• _WHAT YOU NEED TO DO_:
Take every line from the material that has the word "AVENUE" in it.

• _RECORDS FOR THIS EXERCISE_:
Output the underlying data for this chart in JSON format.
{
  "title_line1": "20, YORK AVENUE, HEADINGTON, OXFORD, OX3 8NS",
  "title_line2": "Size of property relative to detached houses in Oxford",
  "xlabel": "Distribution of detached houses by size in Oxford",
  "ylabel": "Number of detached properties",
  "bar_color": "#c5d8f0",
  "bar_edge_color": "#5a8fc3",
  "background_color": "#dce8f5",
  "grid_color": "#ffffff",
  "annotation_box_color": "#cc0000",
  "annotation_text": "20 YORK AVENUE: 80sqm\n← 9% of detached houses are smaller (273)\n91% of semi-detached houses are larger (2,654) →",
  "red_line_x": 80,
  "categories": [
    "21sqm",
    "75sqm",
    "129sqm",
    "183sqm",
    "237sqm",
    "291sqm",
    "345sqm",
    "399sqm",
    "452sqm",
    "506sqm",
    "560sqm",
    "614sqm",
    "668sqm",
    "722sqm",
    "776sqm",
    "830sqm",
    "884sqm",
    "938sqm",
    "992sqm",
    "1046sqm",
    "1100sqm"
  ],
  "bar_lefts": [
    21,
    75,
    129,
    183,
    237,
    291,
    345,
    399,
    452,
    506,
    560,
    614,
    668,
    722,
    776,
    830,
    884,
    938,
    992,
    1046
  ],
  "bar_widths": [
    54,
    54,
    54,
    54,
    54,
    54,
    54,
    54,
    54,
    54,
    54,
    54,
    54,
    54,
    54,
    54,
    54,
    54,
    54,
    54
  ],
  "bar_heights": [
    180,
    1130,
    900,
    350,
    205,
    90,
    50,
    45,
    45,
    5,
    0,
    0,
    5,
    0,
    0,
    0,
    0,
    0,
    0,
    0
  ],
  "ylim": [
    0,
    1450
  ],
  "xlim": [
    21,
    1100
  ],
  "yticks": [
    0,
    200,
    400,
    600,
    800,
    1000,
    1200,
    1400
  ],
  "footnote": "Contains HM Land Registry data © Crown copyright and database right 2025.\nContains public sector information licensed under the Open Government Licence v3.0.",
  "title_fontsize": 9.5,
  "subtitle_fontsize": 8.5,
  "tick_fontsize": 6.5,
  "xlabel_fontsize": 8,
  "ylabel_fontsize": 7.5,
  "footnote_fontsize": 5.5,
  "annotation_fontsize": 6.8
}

• _FULL OUTPUT_:
  "title_line1": "20, YORK AVENUE, HEADINGTON, OXFORD, OX3 8NS",
  "annotation_text": "20 YORK AVENUE: 80sqm\n← 9% of detached houses are smaller (273)\n91% of semi-detached houses are larger (2,654) →",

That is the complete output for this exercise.